#### Exercise materials
—————
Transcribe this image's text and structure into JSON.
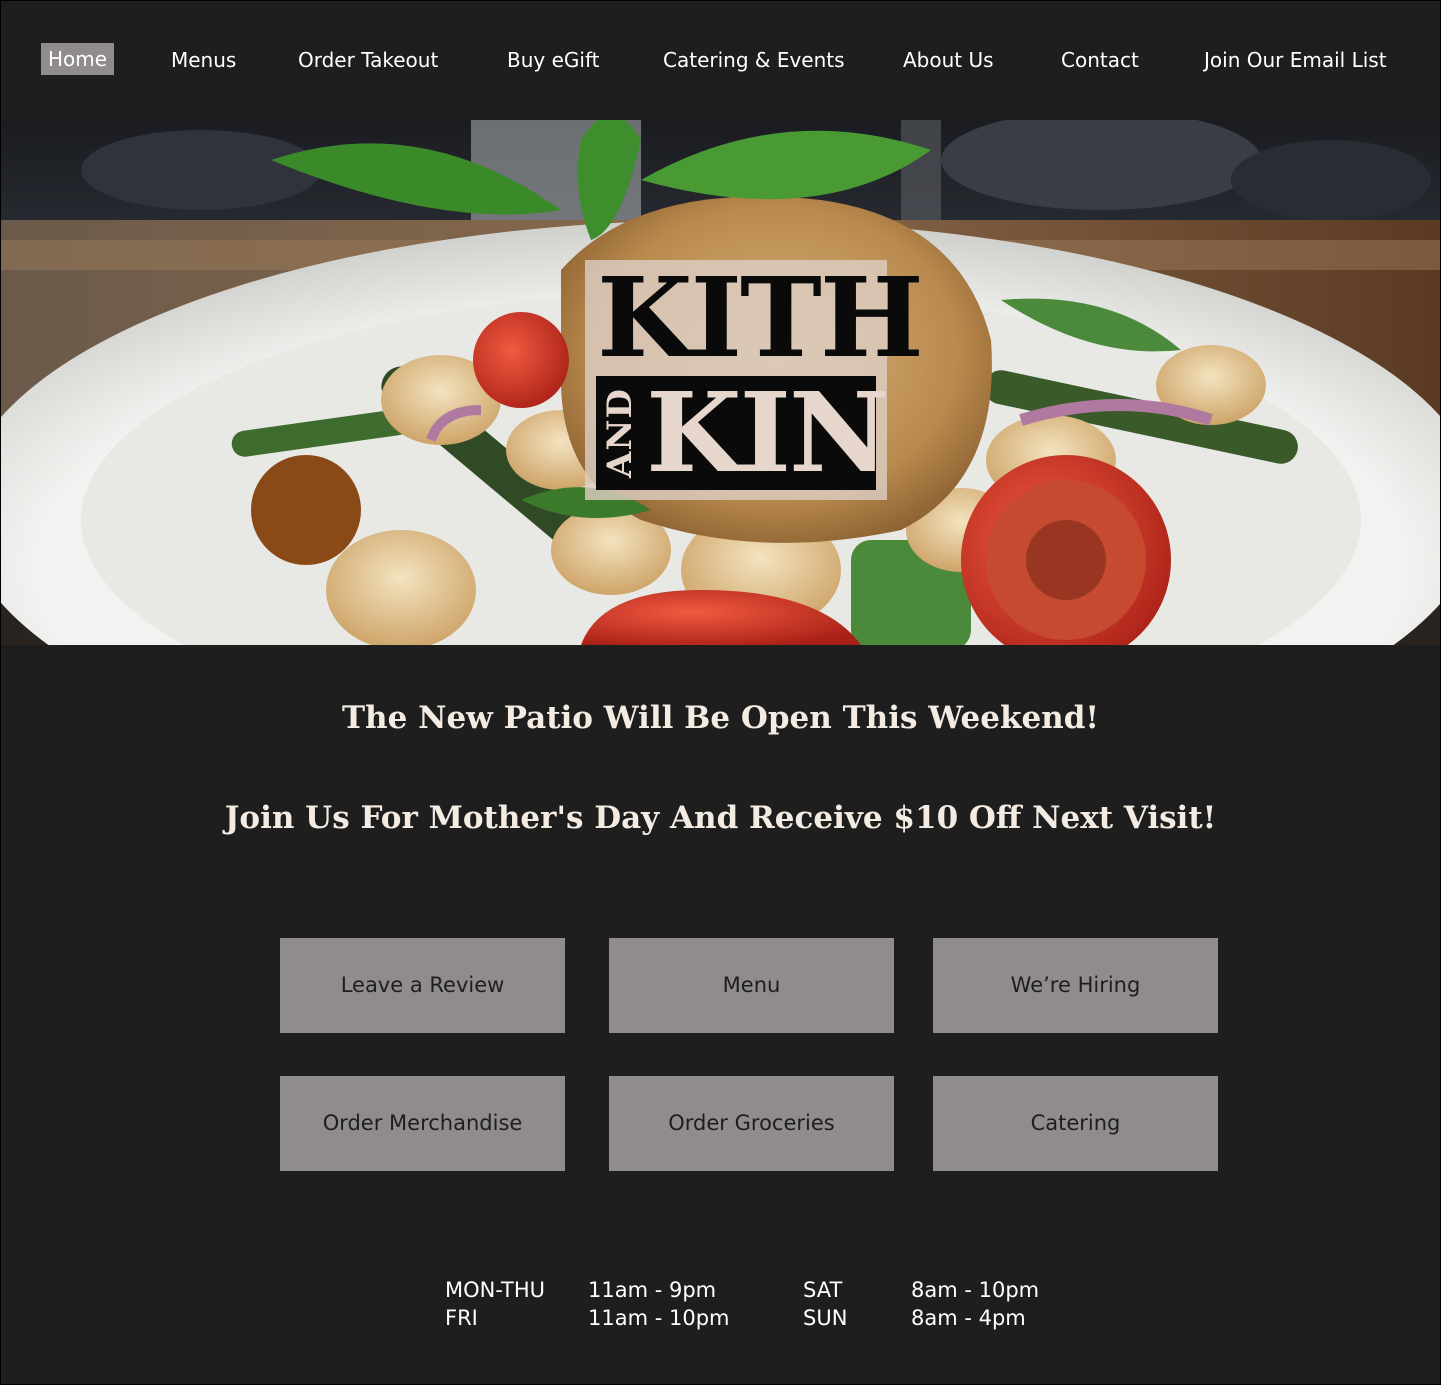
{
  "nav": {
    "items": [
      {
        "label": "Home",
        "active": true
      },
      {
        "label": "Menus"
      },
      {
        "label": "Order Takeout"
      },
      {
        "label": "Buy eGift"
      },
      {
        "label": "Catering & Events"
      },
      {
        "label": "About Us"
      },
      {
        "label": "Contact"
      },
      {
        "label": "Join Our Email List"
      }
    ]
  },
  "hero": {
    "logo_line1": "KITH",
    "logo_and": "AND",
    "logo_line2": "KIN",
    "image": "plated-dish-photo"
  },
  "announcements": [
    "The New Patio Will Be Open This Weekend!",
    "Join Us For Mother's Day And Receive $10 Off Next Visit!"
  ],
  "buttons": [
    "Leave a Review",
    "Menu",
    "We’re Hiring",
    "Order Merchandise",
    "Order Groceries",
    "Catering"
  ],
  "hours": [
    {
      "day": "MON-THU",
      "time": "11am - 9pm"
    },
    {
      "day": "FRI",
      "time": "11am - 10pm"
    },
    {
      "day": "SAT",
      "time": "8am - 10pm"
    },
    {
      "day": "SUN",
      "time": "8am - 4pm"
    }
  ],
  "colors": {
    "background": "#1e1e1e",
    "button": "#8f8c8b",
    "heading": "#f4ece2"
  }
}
—————
Tell how many lines hold the string "Join", giving the number and nothing else.

2